[EXERCISE PROMPT]: Extract every line below, verbatim.

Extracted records
↓
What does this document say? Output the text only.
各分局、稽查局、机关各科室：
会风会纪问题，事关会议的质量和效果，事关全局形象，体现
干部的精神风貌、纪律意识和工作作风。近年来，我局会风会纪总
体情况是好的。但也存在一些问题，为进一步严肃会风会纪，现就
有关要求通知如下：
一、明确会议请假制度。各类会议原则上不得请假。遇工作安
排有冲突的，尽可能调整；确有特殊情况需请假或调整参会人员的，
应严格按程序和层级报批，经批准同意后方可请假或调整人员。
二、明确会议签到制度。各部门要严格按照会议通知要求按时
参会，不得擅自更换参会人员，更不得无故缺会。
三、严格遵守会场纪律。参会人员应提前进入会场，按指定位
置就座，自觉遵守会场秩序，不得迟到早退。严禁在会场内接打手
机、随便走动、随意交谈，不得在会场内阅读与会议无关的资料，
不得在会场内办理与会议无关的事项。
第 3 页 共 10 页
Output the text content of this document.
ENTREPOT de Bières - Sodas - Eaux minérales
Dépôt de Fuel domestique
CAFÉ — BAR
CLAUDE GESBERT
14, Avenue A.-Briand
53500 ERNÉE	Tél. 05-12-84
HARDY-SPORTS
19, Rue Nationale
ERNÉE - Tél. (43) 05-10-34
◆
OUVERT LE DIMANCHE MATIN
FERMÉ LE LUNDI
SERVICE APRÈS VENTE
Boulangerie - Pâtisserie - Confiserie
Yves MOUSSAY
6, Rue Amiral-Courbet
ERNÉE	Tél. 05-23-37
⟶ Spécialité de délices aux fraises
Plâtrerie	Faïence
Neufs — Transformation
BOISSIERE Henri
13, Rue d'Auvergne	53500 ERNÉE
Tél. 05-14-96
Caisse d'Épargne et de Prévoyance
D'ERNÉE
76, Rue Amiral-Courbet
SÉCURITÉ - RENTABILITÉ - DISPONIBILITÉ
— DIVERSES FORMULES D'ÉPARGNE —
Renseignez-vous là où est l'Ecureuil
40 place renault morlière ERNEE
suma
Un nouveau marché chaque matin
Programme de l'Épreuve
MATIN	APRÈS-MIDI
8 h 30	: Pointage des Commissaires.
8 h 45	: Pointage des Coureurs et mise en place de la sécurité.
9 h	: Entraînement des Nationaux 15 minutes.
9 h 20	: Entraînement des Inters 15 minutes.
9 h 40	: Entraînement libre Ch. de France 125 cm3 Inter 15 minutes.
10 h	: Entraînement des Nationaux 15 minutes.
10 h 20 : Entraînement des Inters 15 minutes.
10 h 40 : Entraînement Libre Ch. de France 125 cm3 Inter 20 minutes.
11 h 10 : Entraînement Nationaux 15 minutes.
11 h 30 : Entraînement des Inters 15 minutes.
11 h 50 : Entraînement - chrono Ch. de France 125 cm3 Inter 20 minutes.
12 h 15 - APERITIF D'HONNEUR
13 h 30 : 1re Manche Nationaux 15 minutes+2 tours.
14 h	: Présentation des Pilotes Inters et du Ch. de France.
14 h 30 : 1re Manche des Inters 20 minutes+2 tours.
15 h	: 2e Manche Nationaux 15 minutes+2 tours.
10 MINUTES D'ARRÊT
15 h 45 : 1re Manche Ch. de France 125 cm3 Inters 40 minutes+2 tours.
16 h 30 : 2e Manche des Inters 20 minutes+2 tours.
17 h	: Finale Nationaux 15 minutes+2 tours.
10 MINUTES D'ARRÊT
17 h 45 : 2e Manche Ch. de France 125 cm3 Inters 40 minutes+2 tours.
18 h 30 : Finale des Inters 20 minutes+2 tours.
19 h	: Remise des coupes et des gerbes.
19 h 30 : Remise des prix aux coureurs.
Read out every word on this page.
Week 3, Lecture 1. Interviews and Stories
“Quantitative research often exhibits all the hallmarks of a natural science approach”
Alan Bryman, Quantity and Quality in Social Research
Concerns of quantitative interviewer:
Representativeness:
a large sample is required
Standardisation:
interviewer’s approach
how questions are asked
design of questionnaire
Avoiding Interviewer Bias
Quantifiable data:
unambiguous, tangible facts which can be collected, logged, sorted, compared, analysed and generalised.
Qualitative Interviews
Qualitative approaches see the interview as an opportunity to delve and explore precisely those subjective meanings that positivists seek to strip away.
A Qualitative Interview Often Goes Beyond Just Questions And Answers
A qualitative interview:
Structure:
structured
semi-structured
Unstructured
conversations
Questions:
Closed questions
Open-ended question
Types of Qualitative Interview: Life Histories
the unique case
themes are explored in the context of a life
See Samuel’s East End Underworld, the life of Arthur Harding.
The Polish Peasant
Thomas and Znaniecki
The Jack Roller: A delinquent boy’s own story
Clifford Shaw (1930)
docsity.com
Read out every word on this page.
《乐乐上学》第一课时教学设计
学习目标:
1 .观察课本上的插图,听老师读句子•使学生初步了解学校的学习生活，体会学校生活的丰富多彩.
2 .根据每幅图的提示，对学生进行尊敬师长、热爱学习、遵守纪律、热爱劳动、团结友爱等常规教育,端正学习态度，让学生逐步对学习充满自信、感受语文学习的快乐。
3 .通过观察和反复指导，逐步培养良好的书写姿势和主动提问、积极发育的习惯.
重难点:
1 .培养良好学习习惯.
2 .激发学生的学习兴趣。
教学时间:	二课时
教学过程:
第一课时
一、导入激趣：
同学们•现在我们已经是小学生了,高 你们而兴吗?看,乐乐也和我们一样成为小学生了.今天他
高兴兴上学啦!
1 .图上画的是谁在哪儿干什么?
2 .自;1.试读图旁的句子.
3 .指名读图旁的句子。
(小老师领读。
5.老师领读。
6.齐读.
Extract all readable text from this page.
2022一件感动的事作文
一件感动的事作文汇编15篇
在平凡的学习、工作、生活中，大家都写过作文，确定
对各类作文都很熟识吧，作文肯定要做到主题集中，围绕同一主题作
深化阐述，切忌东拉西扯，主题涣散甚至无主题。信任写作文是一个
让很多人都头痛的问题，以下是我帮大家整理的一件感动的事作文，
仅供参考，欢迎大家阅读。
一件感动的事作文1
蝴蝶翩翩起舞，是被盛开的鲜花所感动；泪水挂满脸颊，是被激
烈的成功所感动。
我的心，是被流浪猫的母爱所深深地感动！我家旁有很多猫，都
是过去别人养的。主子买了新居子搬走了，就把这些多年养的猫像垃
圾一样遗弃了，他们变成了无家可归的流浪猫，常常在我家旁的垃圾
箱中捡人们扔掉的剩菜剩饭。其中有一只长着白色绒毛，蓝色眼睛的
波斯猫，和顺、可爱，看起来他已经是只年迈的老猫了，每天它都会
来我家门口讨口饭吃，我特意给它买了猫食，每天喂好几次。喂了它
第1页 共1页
↑
[WRITTEN SOLUTION]:
What does this document say? Output the text only.
各分局、稽查局、机关各科室：
会风会纪问题，事关会议的质量和效果，事关全局形象，体现
干部的精神风貌、纪律意识和工作作风。近年来，我局会风会纪总
体情况是好的。但也存在一些问题，为进一步严肃会风会纪，现就
有关要求通知如下：
一、明确会议请假制度。各类会议原则上不得请假。遇工作安
排有冲突的，尽可能调整；确有特殊情况需请假或调整参会人员的，
应严格按程序和层级报批，经批准同意后方可请假或调整人员。
二、明确会议签到制度。各部门要严格按照会议通知要求按时
参会，不得擅自更换参会人员，更不得无故缺会。
三、严格遵守会场纪律。参会人员应提前进入会场，按指定位
置就座，自觉遵守会场秩序，不得迟到早退。严禁在会场内接打手
机、随便走动、随意交谈，不得在会场内阅读与会议无关的资料，
不得在会场内办理与会议无关的事项。
第 3 页 共 10 页
Output the text content of this document.
ENTREPOT de Bières - Sodas - Eaux minérales
Dépôt de Fuel domestique
CAFÉ — BAR
CLAUDE GESBERT
14, Avenue A.-Briand
53500 ERNÉE	Tél. 05-12-84
HARDY-SPORTS
19, Rue Nationale
ERNÉE - Tél. (43) 05-10-34
◆
OUVERT LE DIMANCHE MATIN
FERMÉ LE LUNDI
SERVICE APRÈS VENTE
Boulangerie - Pâtisserie - Confiserie
Yves MOUSSAY
6, Rue Amiral-Courbet
ERNÉE	Tél. 05-23-37
⟶ Spécialité de délices aux fraises
Plâtrerie	Faïence
Neufs — Transformation
BOISSIERE Henri
13, Rue d'Auvergne	53500 ERNÉE
Tél. 05-14-96
Caisse d'Épargne et de Prévoyance
D'ERNÉE
76, Rue Amiral-Courbet
SÉCURITÉ - RENTABILITÉ - DISPONIBILITÉ
— DIVERSES FORMULES D'ÉPARGNE —
Renseignez-vous là où est l'Ecureuil
40 place renault morlière ERNEE
suma
Un nouveau marché chaque matin
Programme de l'Épreuve
MATIN	APRÈS-MIDI
8 h 30	: Pointage des Commissaires.
8 h 45	: Pointage des Coureurs et mise en place de la sécurité.
9 h	: Entraînement des Nationaux 15 minutes.
9 h 20	: Entraînement des Inters 15 minutes.
9 h 40	: Entraînement libre Ch. de France 125 cm3 Inter 15 minutes.
10 h	: Entraînement des Nationaux 15 minutes.
10 h 20 : Entraînement des Inters 15 minutes.
10 h 40 : Entraînement Libre Ch. de France 125 cm3 Inter 20 minutes.
11 h 10 : Entraînement Nationaux 15 minutes.
11 h 30 : Entraînement des Inters 15 minutes.
11 h 50 : Entraînement - chrono Ch. de France 125 cm3 Inter 20 minutes.
12 h 15 - APERITIF D'HONNEUR
13 h 30 : 1re Manche Nationaux 15 minutes+2 tours.
14 h	: Présentation des Pilotes Inters et du Ch. de France.
14 h 30 : 1re Manche des Inters 20 minutes+2 tours.
15 h	: 2e Manche Nationaux 15 minutes+2 tours.
10 MINUTES D'ARRÊT
15 h 45 : 1re Manche Ch. de France 125 cm3 Inters 40 minutes+2 tours.
16 h 30 : 2e Manche des Inters 20 minutes+2 tours.
17 h	: Finale Nationaux 15 minutes+2 tours.
10 MINUTES D'ARRÊT
17 h 45 : 2e Manche Ch. de France 125 cm3 Inters 40 minutes+2 tours.
18 h 30 : Finale des Inters 20 minutes+2 tours.
19 h	: Remise des coupes et des gerbes.
19 h 30 : Remise des prix aux coureurs.
Read out every word on this page.
Week 3, Lecture 1. Interviews and Stories
“Quantitative research often exhibits all the hallmarks of a natural science approach”
Alan Bryman, Quantity and Quality in Social Research
Concerns of quantitative interviewer:
Representativeness:
a large sample is required
Standardisation:
interviewer’s approach
how questions are asked
design of questionnaire
Avoiding Interviewer Bias
Quantifiable data:
unambiguous, tangible facts which can be collected, logged, sorted, compared, analysed and generalised.
Qualitative Interviews
Qualitative approaches see the interview as an opportunity to delve and explore precisely those subjective meanings that positivists seek to strip away.
A Qualitative Interview Often Goes Beyond Just Questions And Answers
A qualitative interview:
Structure:
structured
semi-structured
Unstructured
conversations
Questions:
Closed questions
Open-ended question
Types of Qualitative Interview: Life Histories
the unique case
themes are explored in the context of a life
See Samuel’s East End Underworld, the life of Arthur Harding.
The Polish Peasant
Thomas and Znaniecki
The Jack Roller: A delinquent boy’s own story
Clifford Shaw (1930)
docsity.com
Read out every word on this page.
《乐乐上学》第一课时教学设计
学习目标:
1 .观察课本上的插图,听老师读句子•使学生初步了解学校的学习生活，体会学校生活的丰富多彩.
2 .根据每幅图的提示，对学生进行尊敬师长、热爱学习、遵守纪律、热爱劳动、团结友爱等常规教育,端正学习态度，让学生逐步对学习充满自信、感受语文学习的快乐。
3 .通过观察和反复指导，逐步培养良好的书写姿势和主动提问、积极发育的习惯.
重难点:
1 .培养良好学习习惯.
2 .激发学生的学习兴趣。
教学时间:	二课时
教学过程:
第一课时
一、导入激趣：
同学们•现在我们已经是小学生了,高 你们而兴吗?看,乐乐也和我们一样成为小学生了.今天他
高兴兴上学啦!
1 .图上画的是谁在哪儿干什么?
2 .自;1.试读图旁的句子.
3 .指名读图旁的句子。
(小老师领读。
5.老师领读。
6.齐读.
Extract all readable text from this page.
2022一件感动的事作文
一件感动的事作文汇编15篇
在平凡的学习、工作、生活中，大家都写过作文，确定
对各类作文都很熟识吧，作文肯定要做到主题集中，围绕同一主题作
深化阐述，切忌东拉西扯，主题涣散甚至无主题。信任写作文是一个
让很多人都头痛的问题，以下是我帮大家整理的一件感动的事作文，
仅供参考，欢迎大家阅读。
一件感动的事作文1
蝴蝶翩翩起舞，是被盛开的鲜花所感动；泪水挂满脸颊，是被激
烈的成功所感动。
我的心，是被流浪猫的母爱所深深地感动！我家旁有很多猫，都
是过去别人养的。主子买了新居子搬走了，就把这些多年养的猫像垃
圾一样遗弃了，他们变成了无家可归的流浪猫，常常在我家旁的垃圾
箱中捡人们扔掉的剩菜剩饭。其中有一只长着白色绒毛，蓝色眼睛的
波斯猫，和顺、可爱，看起来他已经是只年迈的老猫了，每天它都会
来我家门口讨口饭吃，我特意给它买了猫食，每天喂好几次。喂了它
第1页 共1页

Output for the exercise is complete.